- DATA SHOWN -
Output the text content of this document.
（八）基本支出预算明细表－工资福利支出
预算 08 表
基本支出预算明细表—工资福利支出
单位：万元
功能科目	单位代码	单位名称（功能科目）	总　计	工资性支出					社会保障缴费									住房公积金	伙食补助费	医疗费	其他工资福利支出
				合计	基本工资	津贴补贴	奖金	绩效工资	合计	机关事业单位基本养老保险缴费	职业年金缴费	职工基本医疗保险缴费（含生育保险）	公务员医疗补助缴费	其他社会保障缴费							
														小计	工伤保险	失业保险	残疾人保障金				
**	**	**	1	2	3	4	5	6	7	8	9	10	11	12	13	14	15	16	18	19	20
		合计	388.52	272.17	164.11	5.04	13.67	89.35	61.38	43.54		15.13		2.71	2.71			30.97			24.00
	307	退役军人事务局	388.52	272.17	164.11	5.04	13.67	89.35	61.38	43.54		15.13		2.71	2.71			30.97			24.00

- WHAT IS NEEDED -
Hand back the material above in full, exactly as written.

- TASK OUTPUT -
Output the text content of this document.
（八）基本支出预算明细表－工资福利支出
预算 08 表
基本支出预算明细表—工资福利支出
单位：万元
功能科目	单位代码	单位名称（功能科目）	总　计	工资性支出					社会保障缴费									住房公积金	伙食补助费	医疗费	其他工资福利支出
				合计	基本工资	津贴补贴	奖金	绩效工资	合计	机关事业单位基本养老保险缴费	职业年金缴费	职工基本医疗保险缴费（含生育保险）	公务员医疗补助缴费	其他社会保障缴费							
														小计	工伤保险	失业保险	残疾人保障金				
**	**	**	1	2	3	4	5	6	7	8	9	10	11	12	13	14	15	16	18	19	20
		合计	388.52	272.17	164.11	5.04	13.67	89.35	61.38	43.54		15.13		2.71	2.71			30.97			24.00
	307	退役军人事务局	388.52	272.17	164.11	5.04	13.67	89.35	61.38	43.54		15.13		2.71	2.71			30.97			24.00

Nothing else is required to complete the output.